What the task asks:
Locate the string "SOUTHERN" in the listing below. Copy every line where it is found.

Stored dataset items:
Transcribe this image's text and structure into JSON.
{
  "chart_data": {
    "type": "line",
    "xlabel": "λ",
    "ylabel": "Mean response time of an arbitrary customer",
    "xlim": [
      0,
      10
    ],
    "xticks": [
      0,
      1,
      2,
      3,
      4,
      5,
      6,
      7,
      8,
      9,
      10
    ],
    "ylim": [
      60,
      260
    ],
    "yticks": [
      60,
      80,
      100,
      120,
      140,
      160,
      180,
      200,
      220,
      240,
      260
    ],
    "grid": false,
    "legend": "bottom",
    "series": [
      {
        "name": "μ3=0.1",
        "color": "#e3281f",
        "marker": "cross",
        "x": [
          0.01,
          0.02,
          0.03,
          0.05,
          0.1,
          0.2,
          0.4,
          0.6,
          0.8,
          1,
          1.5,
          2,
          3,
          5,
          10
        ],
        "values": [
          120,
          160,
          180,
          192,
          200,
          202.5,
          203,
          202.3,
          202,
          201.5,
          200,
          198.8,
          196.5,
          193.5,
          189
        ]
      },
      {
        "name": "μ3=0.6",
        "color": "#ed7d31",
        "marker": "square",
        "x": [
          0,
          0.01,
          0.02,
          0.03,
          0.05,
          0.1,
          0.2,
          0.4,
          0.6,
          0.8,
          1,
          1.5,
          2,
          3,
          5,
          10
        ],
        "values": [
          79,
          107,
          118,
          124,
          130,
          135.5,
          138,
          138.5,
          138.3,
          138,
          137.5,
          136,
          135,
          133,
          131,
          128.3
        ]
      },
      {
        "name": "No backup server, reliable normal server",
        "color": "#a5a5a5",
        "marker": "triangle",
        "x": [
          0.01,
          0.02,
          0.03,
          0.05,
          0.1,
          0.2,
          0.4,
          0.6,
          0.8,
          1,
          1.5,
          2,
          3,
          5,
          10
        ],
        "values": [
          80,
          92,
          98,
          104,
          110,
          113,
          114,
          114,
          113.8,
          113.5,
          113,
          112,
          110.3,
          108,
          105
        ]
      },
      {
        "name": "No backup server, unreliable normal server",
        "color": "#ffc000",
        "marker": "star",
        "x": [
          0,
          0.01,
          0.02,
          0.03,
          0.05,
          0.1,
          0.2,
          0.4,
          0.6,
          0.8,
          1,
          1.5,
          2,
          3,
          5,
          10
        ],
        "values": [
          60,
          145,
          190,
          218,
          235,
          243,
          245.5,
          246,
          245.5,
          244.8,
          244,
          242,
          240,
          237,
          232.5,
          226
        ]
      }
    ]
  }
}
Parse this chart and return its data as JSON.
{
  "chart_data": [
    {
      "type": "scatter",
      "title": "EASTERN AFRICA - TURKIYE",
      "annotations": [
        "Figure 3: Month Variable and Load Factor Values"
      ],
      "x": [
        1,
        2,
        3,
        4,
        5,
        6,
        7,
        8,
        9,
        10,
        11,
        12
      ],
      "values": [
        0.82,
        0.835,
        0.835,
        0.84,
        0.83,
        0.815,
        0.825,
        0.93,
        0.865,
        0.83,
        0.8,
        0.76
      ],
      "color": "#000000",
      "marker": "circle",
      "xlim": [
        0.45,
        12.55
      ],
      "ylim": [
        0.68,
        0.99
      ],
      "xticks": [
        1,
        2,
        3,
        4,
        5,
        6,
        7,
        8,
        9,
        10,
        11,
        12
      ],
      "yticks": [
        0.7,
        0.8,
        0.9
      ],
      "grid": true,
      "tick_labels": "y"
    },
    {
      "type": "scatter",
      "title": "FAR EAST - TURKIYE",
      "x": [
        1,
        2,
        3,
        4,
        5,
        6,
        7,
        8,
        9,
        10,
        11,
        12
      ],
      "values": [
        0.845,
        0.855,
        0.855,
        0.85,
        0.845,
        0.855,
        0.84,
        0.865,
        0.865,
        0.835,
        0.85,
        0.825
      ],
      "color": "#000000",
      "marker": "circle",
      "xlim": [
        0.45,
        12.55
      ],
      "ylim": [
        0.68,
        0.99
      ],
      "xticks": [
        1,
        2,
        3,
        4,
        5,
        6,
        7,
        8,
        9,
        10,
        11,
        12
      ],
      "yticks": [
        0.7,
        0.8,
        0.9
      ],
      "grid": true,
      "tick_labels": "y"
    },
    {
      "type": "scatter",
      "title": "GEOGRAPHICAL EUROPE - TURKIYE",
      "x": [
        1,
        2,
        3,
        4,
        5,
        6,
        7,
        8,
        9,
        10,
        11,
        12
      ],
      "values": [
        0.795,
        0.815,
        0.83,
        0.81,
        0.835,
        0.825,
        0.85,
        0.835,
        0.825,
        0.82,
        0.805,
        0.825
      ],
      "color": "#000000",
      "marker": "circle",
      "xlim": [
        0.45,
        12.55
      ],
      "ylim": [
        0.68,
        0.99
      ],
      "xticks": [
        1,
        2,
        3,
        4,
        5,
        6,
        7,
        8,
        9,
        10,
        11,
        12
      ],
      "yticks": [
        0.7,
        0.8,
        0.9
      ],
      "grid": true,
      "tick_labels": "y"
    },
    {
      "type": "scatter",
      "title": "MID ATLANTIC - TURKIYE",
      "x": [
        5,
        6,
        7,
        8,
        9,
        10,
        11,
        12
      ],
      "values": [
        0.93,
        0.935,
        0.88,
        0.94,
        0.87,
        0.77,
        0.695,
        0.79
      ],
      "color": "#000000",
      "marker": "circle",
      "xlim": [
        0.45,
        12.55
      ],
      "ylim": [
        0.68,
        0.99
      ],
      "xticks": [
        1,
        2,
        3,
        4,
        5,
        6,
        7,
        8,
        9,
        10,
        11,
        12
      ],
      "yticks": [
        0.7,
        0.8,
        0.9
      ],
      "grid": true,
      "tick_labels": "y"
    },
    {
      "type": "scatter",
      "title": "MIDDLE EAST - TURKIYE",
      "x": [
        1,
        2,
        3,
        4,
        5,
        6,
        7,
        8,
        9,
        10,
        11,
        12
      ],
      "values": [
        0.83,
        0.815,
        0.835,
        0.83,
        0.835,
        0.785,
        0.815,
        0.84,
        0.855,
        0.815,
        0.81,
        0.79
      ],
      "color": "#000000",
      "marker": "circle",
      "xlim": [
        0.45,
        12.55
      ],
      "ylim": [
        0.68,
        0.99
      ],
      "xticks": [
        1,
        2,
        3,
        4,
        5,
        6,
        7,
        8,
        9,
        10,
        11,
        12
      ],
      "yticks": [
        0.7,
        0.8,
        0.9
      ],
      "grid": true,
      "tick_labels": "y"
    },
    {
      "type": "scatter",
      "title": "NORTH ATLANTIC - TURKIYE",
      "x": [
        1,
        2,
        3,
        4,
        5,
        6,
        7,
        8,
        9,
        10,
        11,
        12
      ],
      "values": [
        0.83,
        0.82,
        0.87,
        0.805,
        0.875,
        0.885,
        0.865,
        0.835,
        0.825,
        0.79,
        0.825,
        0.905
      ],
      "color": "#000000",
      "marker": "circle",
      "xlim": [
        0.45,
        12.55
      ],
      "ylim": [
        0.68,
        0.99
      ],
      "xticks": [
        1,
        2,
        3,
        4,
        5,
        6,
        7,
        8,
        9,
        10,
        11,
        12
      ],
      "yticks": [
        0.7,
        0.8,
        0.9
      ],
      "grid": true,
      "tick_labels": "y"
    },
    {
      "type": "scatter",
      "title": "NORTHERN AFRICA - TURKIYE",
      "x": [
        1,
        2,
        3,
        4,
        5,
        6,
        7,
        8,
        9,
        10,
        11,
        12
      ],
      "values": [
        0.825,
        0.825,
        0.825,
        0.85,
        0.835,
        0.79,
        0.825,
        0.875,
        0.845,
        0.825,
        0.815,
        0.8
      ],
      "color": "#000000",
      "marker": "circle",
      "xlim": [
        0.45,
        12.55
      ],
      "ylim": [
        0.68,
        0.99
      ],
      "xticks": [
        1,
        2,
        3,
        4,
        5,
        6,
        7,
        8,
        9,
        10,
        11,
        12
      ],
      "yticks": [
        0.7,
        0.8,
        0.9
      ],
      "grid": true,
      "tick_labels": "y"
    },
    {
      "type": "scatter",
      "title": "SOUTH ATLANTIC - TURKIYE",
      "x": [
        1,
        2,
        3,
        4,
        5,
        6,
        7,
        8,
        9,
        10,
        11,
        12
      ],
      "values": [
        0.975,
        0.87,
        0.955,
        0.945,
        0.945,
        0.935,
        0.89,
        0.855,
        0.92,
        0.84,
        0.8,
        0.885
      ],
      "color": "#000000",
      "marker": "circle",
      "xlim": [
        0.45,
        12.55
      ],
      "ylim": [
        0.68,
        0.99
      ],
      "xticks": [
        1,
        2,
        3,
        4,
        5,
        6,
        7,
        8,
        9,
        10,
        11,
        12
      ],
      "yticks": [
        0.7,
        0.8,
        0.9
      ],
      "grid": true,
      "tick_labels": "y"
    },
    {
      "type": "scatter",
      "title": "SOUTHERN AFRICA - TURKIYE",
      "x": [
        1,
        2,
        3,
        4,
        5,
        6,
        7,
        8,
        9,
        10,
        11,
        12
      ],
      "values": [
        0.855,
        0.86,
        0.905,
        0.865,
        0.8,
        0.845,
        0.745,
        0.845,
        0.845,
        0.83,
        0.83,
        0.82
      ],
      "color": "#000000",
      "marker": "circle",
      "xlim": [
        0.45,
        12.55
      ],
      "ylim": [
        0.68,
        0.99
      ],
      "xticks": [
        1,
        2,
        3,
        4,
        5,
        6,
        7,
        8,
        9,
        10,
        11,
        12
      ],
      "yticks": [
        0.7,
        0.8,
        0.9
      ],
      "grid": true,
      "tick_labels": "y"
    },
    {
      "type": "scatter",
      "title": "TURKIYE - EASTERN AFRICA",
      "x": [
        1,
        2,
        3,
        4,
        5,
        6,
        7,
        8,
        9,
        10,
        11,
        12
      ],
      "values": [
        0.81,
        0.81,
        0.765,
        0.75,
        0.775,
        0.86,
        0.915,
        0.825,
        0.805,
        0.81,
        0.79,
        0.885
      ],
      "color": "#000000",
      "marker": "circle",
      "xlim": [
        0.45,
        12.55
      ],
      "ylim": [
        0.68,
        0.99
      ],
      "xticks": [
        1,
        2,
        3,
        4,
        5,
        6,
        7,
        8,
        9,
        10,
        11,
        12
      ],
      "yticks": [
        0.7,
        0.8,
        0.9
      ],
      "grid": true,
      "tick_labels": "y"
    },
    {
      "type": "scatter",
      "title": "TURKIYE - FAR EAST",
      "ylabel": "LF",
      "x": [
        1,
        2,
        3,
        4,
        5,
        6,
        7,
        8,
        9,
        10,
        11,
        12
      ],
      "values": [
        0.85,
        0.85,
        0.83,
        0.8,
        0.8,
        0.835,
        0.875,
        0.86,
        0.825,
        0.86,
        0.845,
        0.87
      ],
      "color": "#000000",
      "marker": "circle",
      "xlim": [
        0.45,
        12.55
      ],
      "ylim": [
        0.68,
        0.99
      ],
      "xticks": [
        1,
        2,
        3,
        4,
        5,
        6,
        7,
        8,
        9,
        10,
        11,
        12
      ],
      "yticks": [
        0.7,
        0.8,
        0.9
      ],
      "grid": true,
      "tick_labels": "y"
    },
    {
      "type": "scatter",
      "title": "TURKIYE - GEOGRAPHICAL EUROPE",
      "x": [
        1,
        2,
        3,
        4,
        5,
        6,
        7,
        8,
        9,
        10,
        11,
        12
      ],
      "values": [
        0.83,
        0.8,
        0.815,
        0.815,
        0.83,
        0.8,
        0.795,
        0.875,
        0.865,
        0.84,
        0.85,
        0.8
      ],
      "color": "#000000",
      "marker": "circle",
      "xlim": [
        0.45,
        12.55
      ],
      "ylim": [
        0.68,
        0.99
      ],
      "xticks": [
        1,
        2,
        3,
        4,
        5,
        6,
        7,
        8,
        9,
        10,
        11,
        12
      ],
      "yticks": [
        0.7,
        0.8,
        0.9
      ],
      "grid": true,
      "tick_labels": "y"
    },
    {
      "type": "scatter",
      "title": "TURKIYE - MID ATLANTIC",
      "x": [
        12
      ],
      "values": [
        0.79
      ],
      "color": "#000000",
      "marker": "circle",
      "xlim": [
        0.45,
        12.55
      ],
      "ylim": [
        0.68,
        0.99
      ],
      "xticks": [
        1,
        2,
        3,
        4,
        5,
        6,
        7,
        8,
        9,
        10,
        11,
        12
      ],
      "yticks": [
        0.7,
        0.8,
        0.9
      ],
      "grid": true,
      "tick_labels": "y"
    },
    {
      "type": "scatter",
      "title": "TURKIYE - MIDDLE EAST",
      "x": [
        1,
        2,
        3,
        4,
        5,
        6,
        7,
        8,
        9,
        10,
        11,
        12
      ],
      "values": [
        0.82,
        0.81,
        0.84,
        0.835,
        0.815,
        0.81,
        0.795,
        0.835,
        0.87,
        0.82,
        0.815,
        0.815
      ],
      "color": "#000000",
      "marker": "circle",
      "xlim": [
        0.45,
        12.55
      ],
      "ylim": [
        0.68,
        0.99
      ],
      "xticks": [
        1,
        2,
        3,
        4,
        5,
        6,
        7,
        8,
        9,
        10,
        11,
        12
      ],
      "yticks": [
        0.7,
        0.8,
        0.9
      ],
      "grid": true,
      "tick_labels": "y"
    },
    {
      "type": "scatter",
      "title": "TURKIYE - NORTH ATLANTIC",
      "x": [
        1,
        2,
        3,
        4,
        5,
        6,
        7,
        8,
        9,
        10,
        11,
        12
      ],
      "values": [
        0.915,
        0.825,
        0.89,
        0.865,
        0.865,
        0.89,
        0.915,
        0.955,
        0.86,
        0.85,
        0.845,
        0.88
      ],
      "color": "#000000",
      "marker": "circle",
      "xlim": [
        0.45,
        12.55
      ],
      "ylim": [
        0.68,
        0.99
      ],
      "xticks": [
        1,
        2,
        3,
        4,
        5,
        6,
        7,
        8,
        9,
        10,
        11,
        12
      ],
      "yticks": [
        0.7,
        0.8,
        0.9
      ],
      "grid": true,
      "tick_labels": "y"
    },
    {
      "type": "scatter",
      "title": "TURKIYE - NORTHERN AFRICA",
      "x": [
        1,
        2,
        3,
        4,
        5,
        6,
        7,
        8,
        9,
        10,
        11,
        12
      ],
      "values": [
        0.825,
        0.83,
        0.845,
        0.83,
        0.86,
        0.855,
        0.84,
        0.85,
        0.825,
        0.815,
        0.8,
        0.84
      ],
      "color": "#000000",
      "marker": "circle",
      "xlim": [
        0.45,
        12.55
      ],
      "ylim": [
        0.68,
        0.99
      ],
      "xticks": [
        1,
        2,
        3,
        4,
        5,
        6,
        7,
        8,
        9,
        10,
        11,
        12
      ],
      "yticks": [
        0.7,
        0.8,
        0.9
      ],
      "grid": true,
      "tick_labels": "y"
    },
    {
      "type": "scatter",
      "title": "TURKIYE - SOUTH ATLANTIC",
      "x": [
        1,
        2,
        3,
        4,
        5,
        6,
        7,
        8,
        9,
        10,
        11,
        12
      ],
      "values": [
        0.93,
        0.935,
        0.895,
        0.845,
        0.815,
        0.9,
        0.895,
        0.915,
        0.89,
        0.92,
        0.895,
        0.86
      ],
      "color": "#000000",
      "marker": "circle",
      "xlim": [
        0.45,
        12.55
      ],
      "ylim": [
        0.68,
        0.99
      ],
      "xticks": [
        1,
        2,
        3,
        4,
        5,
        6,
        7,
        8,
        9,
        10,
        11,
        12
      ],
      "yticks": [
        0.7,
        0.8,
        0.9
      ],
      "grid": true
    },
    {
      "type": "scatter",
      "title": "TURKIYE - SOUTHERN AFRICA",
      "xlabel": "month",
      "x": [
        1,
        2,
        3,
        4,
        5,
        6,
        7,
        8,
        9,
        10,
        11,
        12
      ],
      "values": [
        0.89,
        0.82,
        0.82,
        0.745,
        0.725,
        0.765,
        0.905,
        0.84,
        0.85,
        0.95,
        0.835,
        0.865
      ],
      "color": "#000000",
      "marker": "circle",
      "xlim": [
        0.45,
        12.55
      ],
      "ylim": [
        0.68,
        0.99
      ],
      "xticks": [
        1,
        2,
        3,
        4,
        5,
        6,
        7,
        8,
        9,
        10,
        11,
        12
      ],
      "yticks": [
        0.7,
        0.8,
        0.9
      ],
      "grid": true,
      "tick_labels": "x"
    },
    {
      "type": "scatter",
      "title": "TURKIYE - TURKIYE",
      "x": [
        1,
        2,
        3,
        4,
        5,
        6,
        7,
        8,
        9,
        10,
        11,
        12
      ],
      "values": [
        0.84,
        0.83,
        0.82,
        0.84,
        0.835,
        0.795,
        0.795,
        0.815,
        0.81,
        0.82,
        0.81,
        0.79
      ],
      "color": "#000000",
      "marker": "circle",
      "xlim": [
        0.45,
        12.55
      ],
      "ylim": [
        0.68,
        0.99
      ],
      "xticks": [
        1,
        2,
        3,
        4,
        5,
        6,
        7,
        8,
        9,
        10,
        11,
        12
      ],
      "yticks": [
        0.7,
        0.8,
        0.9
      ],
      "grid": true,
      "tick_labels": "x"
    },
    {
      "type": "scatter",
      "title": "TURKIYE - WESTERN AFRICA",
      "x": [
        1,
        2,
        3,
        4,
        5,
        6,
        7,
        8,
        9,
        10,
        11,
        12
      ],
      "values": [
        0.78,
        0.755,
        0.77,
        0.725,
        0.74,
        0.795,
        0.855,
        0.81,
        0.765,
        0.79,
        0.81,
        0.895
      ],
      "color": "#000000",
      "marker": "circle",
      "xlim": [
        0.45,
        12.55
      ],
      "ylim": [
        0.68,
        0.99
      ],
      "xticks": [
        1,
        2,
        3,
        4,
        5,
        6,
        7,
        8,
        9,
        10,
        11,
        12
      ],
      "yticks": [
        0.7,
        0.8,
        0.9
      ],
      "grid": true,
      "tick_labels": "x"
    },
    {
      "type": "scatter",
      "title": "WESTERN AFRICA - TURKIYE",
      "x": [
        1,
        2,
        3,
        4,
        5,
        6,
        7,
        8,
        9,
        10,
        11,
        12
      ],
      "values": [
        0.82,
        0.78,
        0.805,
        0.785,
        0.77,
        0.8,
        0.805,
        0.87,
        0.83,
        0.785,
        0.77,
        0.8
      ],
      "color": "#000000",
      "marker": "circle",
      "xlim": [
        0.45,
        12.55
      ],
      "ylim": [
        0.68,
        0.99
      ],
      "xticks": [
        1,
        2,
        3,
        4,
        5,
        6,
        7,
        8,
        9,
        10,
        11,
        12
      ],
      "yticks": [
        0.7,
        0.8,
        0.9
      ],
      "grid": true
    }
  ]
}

Result of the exercise:
      "title": "SOUTHERN AFRICA - TURKIYE",
      "title": "TURKIYE - SOUTHERN AFRICA",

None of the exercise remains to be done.